[Records]
------------
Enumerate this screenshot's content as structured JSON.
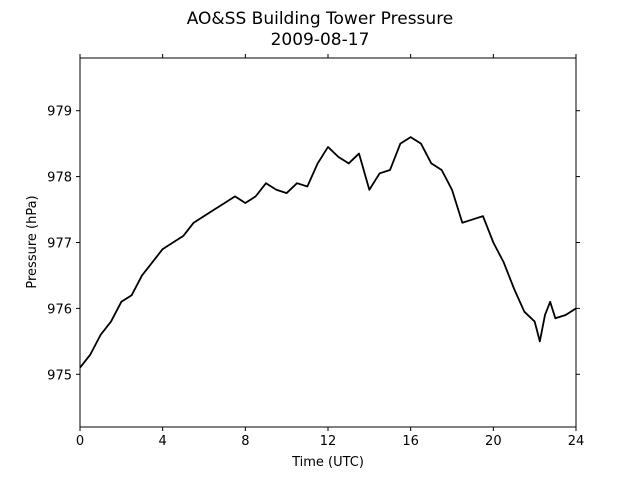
{
  "chart_data": {
    "type": "line",
    "title": "AO&SS Building Tower Pressure",
    "subtitle": "2009-08-17",
    "xlabel": "Time (UTC)",
    "ylabel": "Pressure (hPa)",
    "x": [
      0,
      0.5,
      1,
      1.5,
      2,
      2.5,
      3,
      3.5,
      4,
      4.5,
      5,
      5.5,
      6,
      6.5,
      7,
      7.5,
      8,
      8.5,
      9,
      9.5,
      10,
      10.5,
      11,
      11.5,
      12,
      12.5,
      13,
      13.5,
      14,
      14.5,
      15,
      15.5,
      16,
      16.5,
      17,
      17.5,
      18,
      18.5,
      19,
      19.5,
      20,
      20.5,
      21,
      21.5,
      22,
      22.25,
      22.5,
      22.75,
      23,
      23.5,
      24
    ],
    "series": [
      {
        "name": "Pressure",
        "color": "#000000",
        "values": [
          975.1,
          975.3,
          975.6,
          975.8,
          976.1,
          976.2,
          976.5,
          976.7,
          976.9,
          977.0,
          977.1,
          977.3,
          977.4,
          977.5,
          977.6,
          977.7,
          977.6,
          977.7,
          977.9,
          977.8,
          977.75,
          977.9,
          977.85,
          978.2,
          978.45,
          978.3,
          978.2,
          978.35,
          977.8,
          978.05,
          978.1,
          978.5,
          978.6,
          978.5,
          978.2,
          978.1,
          977.8,
          977.3,
          977.35,
          977.4,
          977.0,
          976.7,
          976.3,
          975.95,
          975.8,
          975.5,
          975.9,
          976.1,
          975.85,
          975.9,
          976.0
        ]
      }
    ],
    "xlim": [
      0,
      24
    ],
    "xticks": [
      0,
      4,
      8,
      12,
      16,
      20,
      24
    ],
    "ylim": [
      974.2,
      979.8
    ],
    "yticks": [
      975,
      976,
      977,
      978,
      979
    ]
  }
}
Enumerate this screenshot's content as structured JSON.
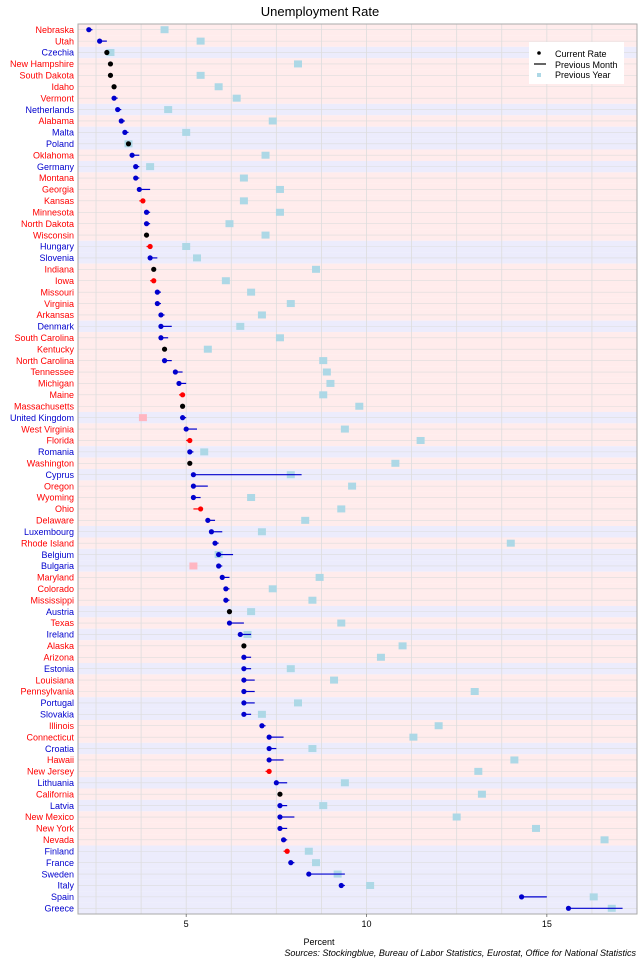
{
  "chart_data": {
    "type": "scatter",
    "title": "Unemployment Rate",
    "xlabel": "Percent",
    "source": "Sources: Stockingblue, Bureau of Labor Statistics, Eurostat, Office for National Statistics",
    "xlim": [
      2.0,
      17.5
    ],
    "xticks": [
      5,
      10,
      15
    ],
    "grid": true,
    "legend_position": "top-right",
    "legend": {
      "current": "Current Rate",
      "previous_month": "Previous Month",
      "previous_year": "Previous Year"
    },
    "colors": {
      "us_state_label": "#ff0000",
      "europe_label": "#0000cd",
      "us_row_band": "#ffecec",
      "europe_row_band": "#ececfc",
      "grid": "#dddddd",
      "increase": "#ff0000",
      "decrease": "#0000cd",
      "unchanged": "#000000",
      "year_better": "#add8e6",
      "year_worse": "#ffb6c1"
    },
    "rows": [
      {
        "name": "Nebraska",
        "group": "US",
        "current": 2.3,
        "prev_month": 2.4,
        "prev_year": 4.4
      },
      {
        "name": "Utah",
        "group": "US",
        "current": 2.6,
        "prev_month": 2.8,
        "prev_year": 5.4
      },
      {
        "name": "Czechia",
        "group": "EU",
        "current": 2.8,
        "prev_month": 2.8,
        "prev_year": 2.9
      },
      {
        "name": "New Hampshire",
        "group": "US",
        "current": 2.9,
        "prev_month": 2.9,
        "prev_year": 8.1
      },
      {
        "name": "South Dakota",
        "group": "US",
        "current": 2.9,
        "prev_month": 2.9,
        "prev_year": 5.4
      },
      {
        "name": "Idaho",
        "group": "US",
        "current": 3.0,
        "prev_month": 3.0,
        "prev_year": 5.9
      },
      {
        "name": "Vermont",
        "group": "US",
        "current": 3.0,
        "prev_month": 3.1,
        "prev_year": 6.4
      },
      {
        "name": "Netherlands",
        "group": "EU",
        "current": 3.1,
        "prev_month": 3.2,
        "prev_year": 4.5
      },
      {
        "name": "Alabama",
        "group": "US",
        "current": 3.2,
        "prev_month": 3.3,
        "prev_year": 7.4
      },
      {
        "name": "Malta",
        "group": "EU",
        "current": 3.3,
        "prev_month": 3.4,
        "prev_year": 5.0
      },
      {
        "name": "Poland",
        "group": "EU",
        "current": 3.4,
        "prev_month": 3.4,
        "prev_year": 3.4
      },
      {
        "name": "Oklahoma",
        "group": "US",
        "current": 3.5,
        "prev_month": 3.7,
        "prev_year": 7.2
      },
      {
        "name": "Germany",
        "group": "EU",
        "current": 3.6,
        "prev_month": 3.7,
        "prev_year": 4.0
      },
      {
        "name": "Montana",
        "group": "US",
        "current": 3.6,
        "prev_month": 3.7,
        "prev_year": 6.6
      },
      {
        "name": "Georgia",
        "group": "US",
        "current": 3.7,
        "prev_month": 4.0,
        "prev_year": 7.6
      },
      {
        "name": "Kansas",
        "group": "US",
        "current": 3.8,
        "prev_month": 3.7,
        "prev_year": 6.6
      },
      {
        "name": "Minnesota",
        "group": "US",
        "current": 3.9,
        "prev_month": 4.0,
        "prev_year": 7.6
      },
      {
        "name": "North Dakota",
        "group": "US",
        "current": 3.9,
        "prev_month": 4.0,
        "prev_year": 6.2
      },
      {
        "name": "Wisconsin",
        "group": "US",
        "current": 3.9,
        "prev_month": 3.9,
        "prev_year": 7.2
      },
      {
        "name": "Hungary",
        "group": "EU",
        "current": 4.0,
        "prev_month": 3.9,
        "prev_year": 5.0
      },
      {
        "name": "Slovenia",
        "group": "EU",
        "current": 4.0,
        "prev_month": 4.2,
        "prev_year": 5.3
      },
      {
        "name": "Indiana",
        "group": "US",
        "current": 4.1,
        "prev_month": 4.1,
        "prev_year": 8.6
      },
      {
        "name": "Iowa",
        "group": "US",
        "current": 4.1,
        "prev_month": 4.0,
        "prev_year": 6.1
      },
      {
        "name": "Missouri",
        "group": "US",
        "current": 4.2,
        "prev_month": 4.3,
        "prev_year": 6.8
      },
      {
        "name": "Virginia",
        "group": "US",
        "current": 4.2,
        "prev_month": 4.3,
        "prev_year": 7.9
      },
      {
        "name": "Arkansas",
        "group": "US",
        "current": 4.3,
        "prev_month": 4.4,
        "prev_year": 7.1
      },
      {
        "name": "Denmark",
        "group": "EU",
        "current": 4.3,
        "prev_month": 4.6,
        "prev_year": 6.5
      },
      {
        "name": "South Carolina",
        "group": "US",
        "current": 4.3,
        "prev_month": 4.5,
        "prev_year": 7.6
      },
      {
        "name": "Kentucky",
        "group": "US",
        "current": 4.4,
        "prev_month": 4.4,
        "prev_year": 5.6
      },
      {
        "name": "North Carolina",
        "group": "US",
        "current": 4.4,
        "prev_month": 4.6,
        "prev_year": 8.8
      },
      {
        "name": "Tennessee",
        "group": "US",
        "current": 4.7,
        "prev_month": 4.9,
        "prev_year": 8.9
      },
      {
        "name": "Michigan",
        "group": "US",
        "current": 4.8,
        "prev_month": 5.0,
        "prev_year": 9.0
      },
      {
        "name": "Maine",
        "group": "US",
        "current": 4.9,
        "prev_month": 4.8,
        "prev_year": 8.8
      },
      {
        "name": "Massachusetts",
        "group": "US",
        "current": 4.9,
        "prev_month": 4.9,
        "prev_year": 9.8
      },
      {
        "name": "United Kingdom",
        "group": "EU",
        "current": 4.9,
        "prev_month": 5.0,
        "prev_year": 3.8
      },
      {
        "name": "West Virginia",
        "group": "US",
        "current": 5.0,
        "prev_month": 5.3,
        "prev_year": 9.4
      },
      {
        "name": "Florida",
        "group": "US",
        "current": 5.1,
        "prev_month": 5.0,
        "prev_year": 11.5
      },
      {
        "name": "Romania",
        "group": "EU",
        "current": 5.1,
        "prev_month": 5.2,
        "prev_year": 5.5
      },
      {
        "name": "Washington",
        "group": "US",
        "current": 5.1,
        "prev_month": 5.1,
        "prev_year": 10.8
      },
      {
        "name": "Cyprus",
        "group": "EU",
        "current": 5.2,
        "prev_month": 8.2,
        "prev_year": 7.9
      },
      {
        "name": "Oregon",
        "group": "US",
        "current": 5.2,
        "prev_month": 5.6,
        "prev_year": 9.6
      },
      {
        "name": "Wyoming",
        "group": "US",
        "current": 5.2,
        "prev_month": 5.4,
        "prev_year": 6.8
      },
      {
        "name": "Ohio",
        "group": "US",
        "current": 5.4,
        "prev_month": 5.2,
        "prev_year": 9.3
      },
      {
        "name": "Delaware",
        "group": "US",
        "current": 5.6,
        "prev_month": 5.8,
        "prev_year": 8.3
      },
      {
        "name": "Luxembourg",
        "group": "EU",
        "current": 5.7,
        "prev_month": 6.0,
        "prev_year": 7.1
      },
      {
        "name": "Rhode Island",
        "group": "US",
        "current": 5.8,
        "prev_month": 5.9,
        "prev_year": 14.0
      },
      {
        "name": "Belgium",
        "group": "EU",
        "current": 5.9,
        "prev_month": 6.3,
        "prev_year": 5.9
      },
      {
        "name": "Bulgaria",
        "group": "EU",
        "current": 5.9,
        "prev_month": 6.0,
        "prev_year": 5.2
      },
      {
        "name": "Maryland",
        "group": "US",
        "current": 6.0,
        "prev_month": 6.2,
        "prev_year": 8.7
      },
      {
        "name": "Colorado",
        "group": "US",
        "current": 6.1,
        "prev_month": 6.2,
        "prev_year": 7.4
      },
      {
        "name": "Mississippi",
        "group": "US",
        "current": 6.1,
        "prev_month": 6.2,
        "prev_year": 8.5
      },
      {
        "name": "Austria",
        "group": "EU",
        "current": 6.2,
        "prev_month": 6.2,
        "prev_year": 6.8
      },
      {
        "name": "Texas",
        "group": "US",
        "current": 6.2,
        "prev_month": 6.6,
        "prev_year": 9.3
      },
      {
        "name": "Ireland",
        "group": "EU",
        "current": 6.5,
        "prev_month": 6.8,
        "prev_year": 6.7
      },
      {
        "name": "Alaska",
        "group": "US",
        "current": 6.6,
        "prev_month": 6.6,
        "prev_year": 11.0
      },
      {
        "name": "Arizona",
        "group": "US",
        "current": 6.6,
        "prev_month": 6.8,
        "prev_year": 10.4
      },
      {
        "name": "Estonia",
        "group": "EU",
        "current": 6.6,
        "prev_month": 6.8,
        "prev_year": 7.9
      },
      {
        "name": "Louisiana",
        "group": "US",
        "current": 6.6,
        "prev_month": 6.9,
        "prev_year": 9.1
      },
      {
        "name": "Pennsylvania",
        "group": "US",
        "current": 6.6,
        "prev_month": 6.9,
        "prev_year": 13.0
      },
      {
        "name": "Portugal",
        "group": "EU",
        "current": 6.6,
        "prev_month": 6.9,
        "prev_year": 8.1
      },
      {
        "name": "Slovakia",
        "group": "EU",
        "current": 6.6,
        "prev_month": 6.8,
        "prev_year": 7.1
      },
      {
        "name": "Illinois",
        "group": "US",
        "current": 7.1,
        "prev_month": 7.2,
        "prev_year": 12.0
      },
      {
        "name": "Connecticut",
        "group": "US",
        "current": 7.3,
        "prev_month": 7.7,
        "prev_year": 11.3
      },
      {
        "name": "Croatia",
        "group": "EU",
        "current": 7.3,
        "prev_month": 7.5,
        "prev_year": 8.5
      },
      {
        "name": "Hawaii",
        "group": "US",
        "current": 7.3,
        "prev_month": 7.7,
        "prev_year": 14.1
      },
      {
        "name": "New Jersey",
        "group": "US",
        "current": 7.3,
        "prev_month": 7.2,
        "prev_year": 13.1
      },
      {
        "name": "Lithuania",
        "group": "EU",
        "current": 7.5,
        "prev_month": 7.8,
        "prev_year": 9.4
      },
      {
        "name": "California",
        "group": "US",
        "current": 7.6,
        "prev_month": 7.6,
        "prev_year": 13.2
      },
      {
        "name": "Latvia",
        "group": "EU",
        "current": 7.6,
        "prev_month": 7.8,
        "prev_year": 8.8
      },
      {
        "name": "New Mexico",
        "group": "US",
        "current": 7.6,
        "prev_month": 8.0,
        "prev_year": 12.5
      },
      {
        "name": "New York",
        "group": "US",
        "current": 7.6,
        "prev_month": 7.8,
        "prev_year": 14.7
      },
      {
        "name": "Nevada",
        "group": "US",
        "current": 7.7,
        "prev_month": 7.8,
        "prev_year": 16.6
      },
      {
        "name": "Finland",
        "group": "EU",
        "current": 7.8,
        "prev_month": 7.7,
        "prev_year": 8.4
      },
      {
        "name": "France",
        "group": "EU",
        "current": 7.9,
        "prev_month": 8.0,
        "prev_year": 8.6
      },
      {
        "name": "Sweden",
        "group": "EU",
        "current": 8.4,
        "prev_month": 9.4,
        "prev_year": 9.2
      },
      {
        "name": "Italy",
        "group": "EU",
        "current": 9.3,
        "prev_month": 9.4,
        "prev_year": 10.1
      },
      {
        "name": "Spain",
        "group": "EU",
        "current": 14.3,
        "prev_month": 15.0,
        "prev_year": 16.3
      },
      {
        "name": "Greece",
        "group": "EU",
        "current": 15.6,
        "prev_month": 17.1,
        "prev_year": 16.8
      }
    ]
  }
}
------------
■ **YOUR GOAL**
Lines containing the word "North" must all be returned from the material above.

■ **WRITTEN SOLUTION**
        "name": "North Dakota",
        "name": "North Carolina",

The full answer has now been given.